* _CHALLENGE_
Sort through the data and copy the lines holding the word "will".

* BEGIN STORED DATA *

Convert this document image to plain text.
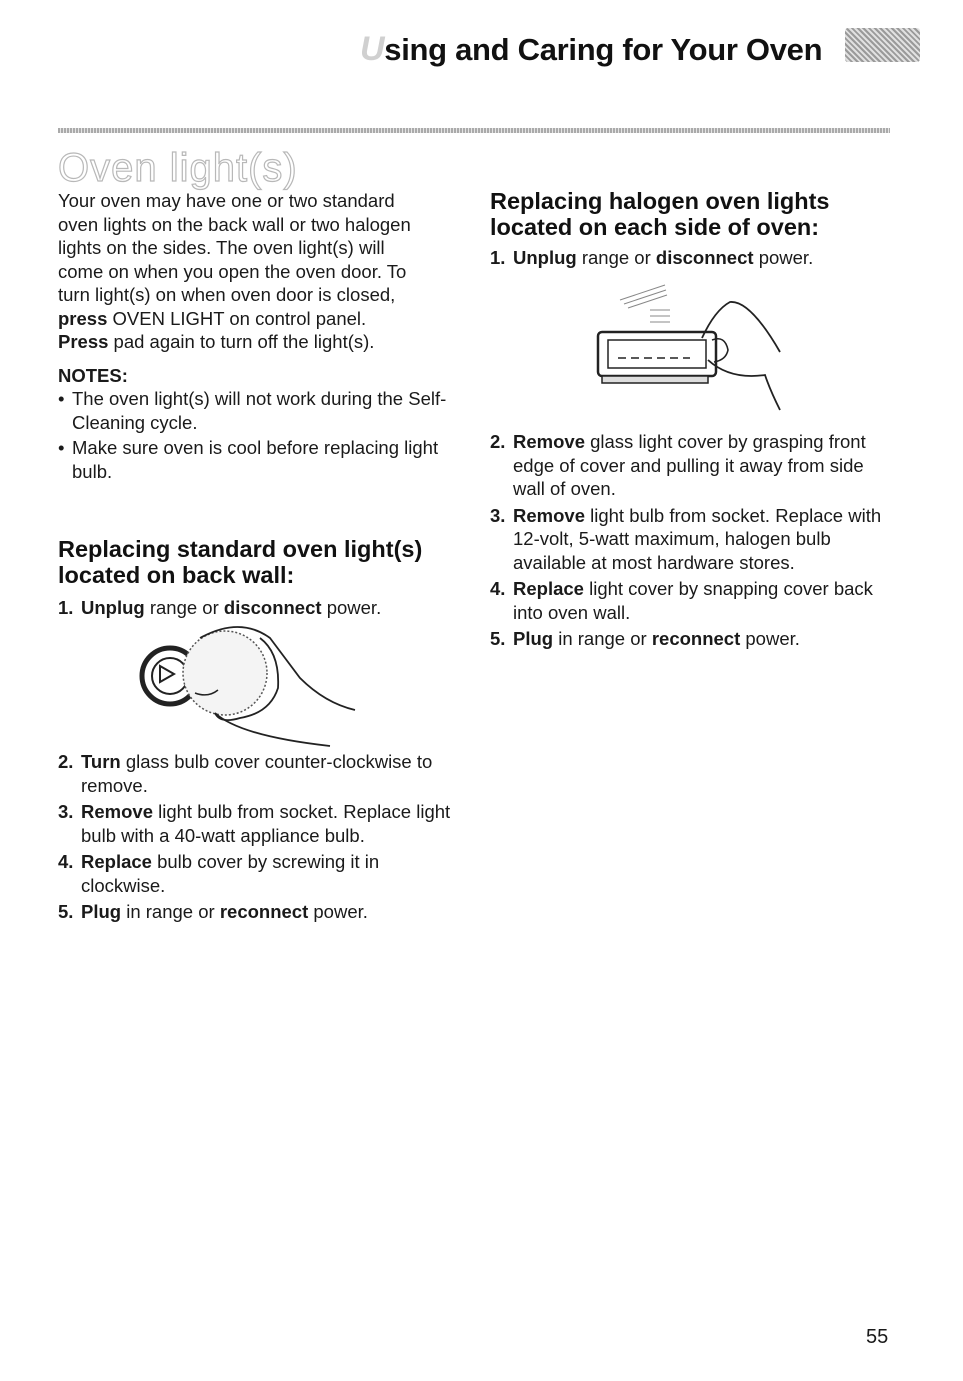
Using and Caring for Your Oven
Oven light(s)

Your oven may have one or two standard
oven lights on the back wall or two halogen
lights on the sides. The oven light(s) will
come on when you open the oven door. To
turn light(s) on when oven door is closed,
press OVEN LIGHT on control panel.
Press pad again to turn off the light(s).

NOTES:

• The oven light(s) will not work during the Self-Cleaning cycle.
• Make sure oven is cool before replacing light bulb.
Replacing standard oven light(s)
located on back wall:
1. Unplug range or disconnect power.
2. Turn glass bulb cover counter-clockwise to remove.
3. Remove light bulb from socket. Replace light bulb with a 40-watt appliance bulb.
4. Replace bulb cover by screwing it in clockwise.
5. Plug in range or reconnect power.
Replacing halogen oven lights
located on each side of oven:
1. Unplug range or disconnect power.
2. Remove glass light cover by grasping front edge of cover and pulling it away from side wall of oven.
3. Remove light bulb from socket. Replace with 12-volt, 5-watt maximum, halogen bulb available at most hardware stores.
4. Replace light cover by snapping cover back into oven wall.
5. Plug in range or reconnect power.
55
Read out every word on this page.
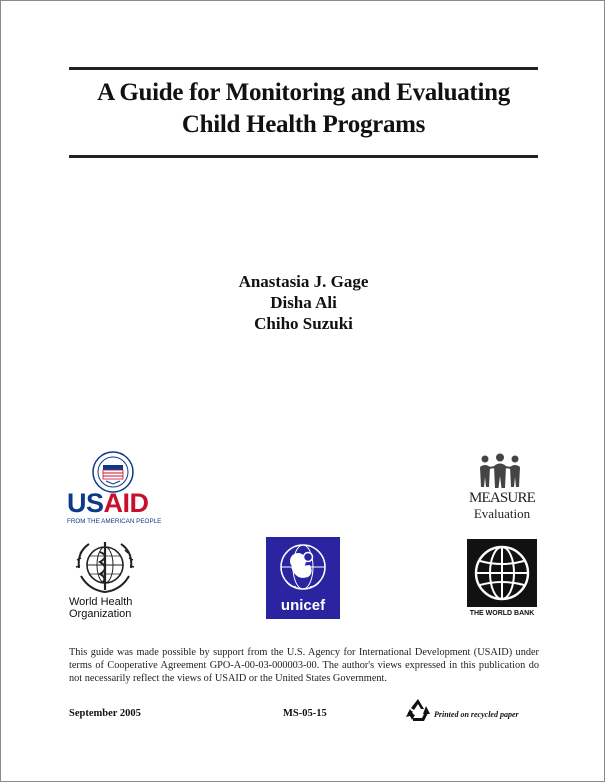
A Guide for Monitoring and Evaluating
Child Health Programs
Anastasia J. Gage
Disha Ali
Chiho Suzuki
USAID
FROM THE AMERICAN PEOPLE
MEASURE
Evaluation
World Health
Organization	unicef	THE WORLD BANK
This guide was made possible by support from the U.S. Agency for International Development (USAID) under terms of Cooperative Agreement GPO-A-00-03-000003-00. The author's views expressed in this publication do not necessarily reflect the views of USAID or the United States Government.
September 2005	MS-05-15	Printed on recycled paper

* END STORED DATA *

* _FINISHED EXERCISE_
lights on the sides. The oven light(s) will
• The oven light(s) will not work during the Self-Cleaning cycle.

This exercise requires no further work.